▸ Written exercise
Quote the listing below in its entirety, omitting every image.

▸ Data entries
-*-

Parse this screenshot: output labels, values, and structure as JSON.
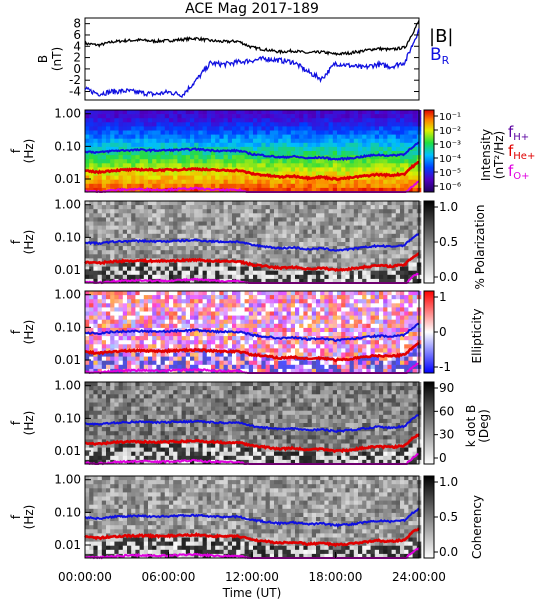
{
  "title": "ACE Mag 2017-189",
  "colors": {
    "h_plus": "#1010e0",
    "he_plus": "#e00000",
    "o_plus": "#e000e0",
    "bfield": "#000000",
    "br": "#1010e0"
  },
  "chart_data": [
    {
      "type": "line",
      "panel": "B",
      "ylabel": "B (nT)",
      "ylim": [
        -5.5,
        9
      ],
      "yticks": [
        -4,
        -2,
        0,
        2,
        4,
        6,
        8
      ],
      "ytick_labels": [
        "-4",
        "-2",
        "0",
        "2",
        "4",
        "6",
        "8"
      ],
      "x": [
        0,
        1,
        2,
        3,
        4,
        5,
        6,
        7,
        8,
        9,
        10,
        11,
        12,
        13,
        14,
        15,
        16,
        17,
        18,
        19,
        20,
        21,
        22,
        23,
        24
      ],
      "series": [
        {
          "name": "|B|",
          "values": [
            4.5,
            4.2,
            4.8,
            5.0,
            5.1,
            4.9,
            5.0,
            5.2,
            5.4,
            5.0,
            4.8,
            4.9,
            3.8,
            3.4,
            3.0,
            3.2,
            2.8,
            3.0,
            2.6,
            2.8,
            3.2,
            3.6,
            3.4,
            3.8,
            8.5
          ]
        },
        {
          "name": "B_R",
          "values": [
            -3.6,
            -4.4,
            -4.0,
            -3.9,
            -4.2,
            -4.5,
            -4.1,
            -4.6,
            -2.0,
            1.0,
            0.8,
            1.2,
            1.5,
            1.8,
            1.5,
            1.2,
            -0.5,
            -1.8,
            1.0,
            0.6,
            0.2,
            0.8,
            0.4,
            1.2,
            7.0
          ]
        }
      ],
      "legend": [
        "|B|",
        "B_R"
      ],
      "legend_placement": "right"
    },
    {
      "type": "heatmap",
      "panel": "power",
      "ylabel": "f (Hz)",
      "yscale": "log",
      "yticks": [
        0.01,
        0.1,
        1.0
      ],
      "ytick_labels": [
        "0.01",
        "0.10",
        "1.00"
      ],
      "colorbar_label": "Intensity (nT²/Hz)",
      "colorbar_ticks": [
        "10⁻¹",
        "10⁻²",
        "10⁻³",
        "10⁻⁴",
        "10⁻⁵",
        "10⁻⁶"
      ],
      "legend": [
        "f_H+",
        "f_He+",
        "f_O+"
      ]
    },
    {
      "type": "heatmap",
      "panel": "polarization",
      "ylabel": "f (Hz)",
      "colorbar_label": "% Polarization",
      "colorbar_ticks": [
        "1.0",
        "0.5",
        "0.0"
      ]
    },
    {
      "type": "heatmap",
      "panel": "ellipticity",
      "ylabel": "f (Hz)",
      "colorbar_label": "Ellipticity",
      "colorbar_ticks": [
        "1",
        "0",
        "-1"
      ]
    },
    {
      "type": "heatmap",
      "panel": "kdotb",
      "ylabel": "f (Hz)",
      "colorbar_label": "k dot B (Deg)",
      "colorbar_ticks": [
        "90",
        "60",
        "30",
        "0"
      ]
    },
    {
      "type": "heatmap",
      "panel": "coherency",
      "ylabel": "f (Hz)",
      "colorbar_label": "Coherency",
      "colorbar_ticks": [
        "1.0",
        "0.5",
        "0.0"
      ]
    }
  ],
  "gyro": {
    "x": [
      0,
      1,
      2,
      3,
      4,
      5,
      6,
      7,
      8,
      9,
      10,
      11,
      12,
      13,
      14,
      15,
      16,
      17,
      18,
      19,
      20,
      21,
      22,
      23,
      24
    ],
    "f_h": [
      0.07,
      0.065,
      0.073,
      0.076,
      0.078,
      0.075,
      0.076,
      0.079,
      0.082,
      0.076,
      0.073,
      0.074,
      0.058,
      0.052,
      0.046,
      0.049,
      0.043,
      0.046,
      0.04,
      0.043,
      0.049,
      0.055,
      0.052,
      0.058,
      0.13
    ]
  },
  "xaxis": {
    "label": "Time (UT)",
    "ticks": [
      "00:00:00",
      "06:00:00",
      "12:00:00",
      "18:00:00",
      "24:00:00"
    ],
    "tick_values": [
      0,
      6,
      12,
      18,
      24
    ]
  },
  "labels": {
    "b_axis": "B",
    "b_unit": "(nT)",
    "f_axis": "f",
    "f_unit": "(Hz)",
    "legend_b": "|B|",
    "legend_br_main": "B",
    "legend_br_sub": "R",
    "f_main": "f",
    "sub_h": "H+",
    "sub_he": "He+",
    "sub_o": "O+",
    "int_1": "Intensity",
    "int_2": "(nT²/Hz)",
    "pol": "% Polarization",
    "ell": "Ellipticity",
    "kdb_1": "k dot B",
    "kdb_2": "(Deg)",
    "coh": "Coherency"
  }
}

-*-

▸ The result
Parse this screenshot: output labels, values, and structure as JSON.
{
  "title": "ACE Mag 2017-189",
  "colors": {
    "h_plus": "#1010e0",
    "he_plus": "#e00000",
    "o_plus": "#e000e0",
    "bfield": "#000000",
    "br": "#1010e0"
  },
  "chart_data": [
    {
      "type": "line",
      "panel": "B",
      "ylabel": "B (nT)",
      "ylim": [
        -5.5,
        9
      ],
      "yticks": [
        -4,
        -2,
        0,
        2,
        4,
        6,
        8
      ],
      "ytick_labels": [
        "-4",
        "-2",
        "0",
        "2",
        "4",
        "6",
        "8"
      ],
      "x": [
        0,
        1,
        2,
        3,
        4,
        5,
        6,
        7,
        8,
        9,
        10,
        11,
        12,
        13,
        14,
        15,
        16,
        17,
        18,
        19,
        20,
        21,
        22,
        23,
        24
      ],
      "series": [
        {
          "name": "|B|",
          "values": [
            4.5,
            4.2,
            4.8,
            5.0,
            5.1,
            4.9,
            5.0,
            5.2,
            5.4,
            5.0,
            4.8,
            4.9,
            3.8,
            3.4,
            3.0,
            3.2,
            2.8,
            3.0,
            2.6,
            2.8,
            3.2,
            3.6,
            3.4,
            3.8,
            8.5
          ]
        },
        {
          "name": "B_R",
          "values": [
            -3.6,
            -4.4,
            -4.0,
            -3.9,
            -4.2,
            -4.5,
            -4.1,
            -4.6,
            -2.0,
            1.0,
            0.8,
            1.2,
            1.5,
            1.8,
            1.5,
            1.2,
            -0.5,
            -1.8,
            1.0,
            0.6,
            0.2,
            0.8,
            0.4,
            1.2,
            7.0
          ]
        }
      ],
      "legend": [
        "|B|",
        "B_R"
      ],
      "legend_placement": "right"
    },
    {
      "type": "heatmap",
      "panel": "power",
      "ylabel": "f (Hz)",
      "yscale": "log",
      "yticks": [
        0.01,
        0.1,
        1.0
      ],
      "ytick_labels": [
        "0.01",
        "0.10",
        "1.00"
      ],
      "colorbar_label": "Intensity (nT²/Hz)",
      "colorbar_ticks": [
        "10⁻¹",
        "10⁻²",
        "10⁻³",
        "10⁻⁴",
        "10⁻⁵",
        "10⁻⁶"
      ],
      "legend": [
        "f_H+",
        "f_He+",
        "f_O+"
      ]
    },
    {
      "type": "heatmap",
      "panel": "polarization",
      "ylabel": "f (Hz)",
      "colorbar_label": "% Polarization",
      "colorbar_ticks": [
        "1.0",
        "0.5",
        "0.0"
      ]
    },
    {
      "type": "heatmap",
      "panel": "ellipticity",
      "ylabel": "f (Hz)",
      "colorbar_label": "Ellipticity",
      "colorbar_ticks": [
        "1",
        "0",
        "-1"
      ]
    },
    {
      "type": "heatmap",
      "panel": "kdotb",
      "ylabel": "f (Hz)",
      "colorbar_label": "k dot B (Deg)",
      "colorbar_ticks": [
        "90",
        "60",
        "30",
        "0"
      ]
    },
    {
      "type": "heatmap",
      "panel": "coherency",
      "ylabel": "f (Hz)",
      "colorbar_label": "Coherency",
      "colorbar_ticks": [
        "1.0",
        "0.5",
        "0.0"
      ]
    }
  ],
  "gyro": {
    "x": [
      0,
      1,
      2,
      3,
      4,
      5,
      6,
      7,
      8,
      9,
      10,
      11,
      12,
      13,
      14,
      15,
      16,
      17,
      18,
      19,
      20,
      21,
      22,
      23,
      24
    ],
    "f_h": [
      0.07,
      0.065,
      0.073,
      0.076,
      0.078,
      0.075,
      0.076,
      0.079,
      0.082,
      0.076,
      0.073,
      0.074,
      0.058,
      0.052,
      0.046,
      0.049,
      0.043,
      0.046,
      0.04,
      0.043,
      0.049,
      0.055,
      0.052,
      0.058,
      0.13
    ]
  },
  "xaxis": {
    "label": "Time (UT)",
    "ticks": [
      "00:00:00",
      "06:00:00",
      "12:00:00",
      "18:00:00",
      "24:00:00"
    ],
    "tick_values": [
      0,
      6,
      12,
      18,
      24
    ]
  },
  "labels": {
    "b_axis": "B",
    "b_unit": "(nT)",
    "f_axis": "f",
    "f_unit": "(Hz)",
    "legend_b": "|B|",
    "legend_br_main": "B",
    "legend_br_sub": "R",
    "f_main": "f",
    "sub_h": "H+",
    "sub_he": "He+",
    "sub_o": "O+",
    "int_1": "Intensity",
    "int_2": "(nT²/Hz)",
    "pol": "% Polarization",
    "ell": "Ellipticity",
    "kdb_1": "k dot B",
    "kdb_2": "(Deg)",
    "coh": "Coherency"
  }
}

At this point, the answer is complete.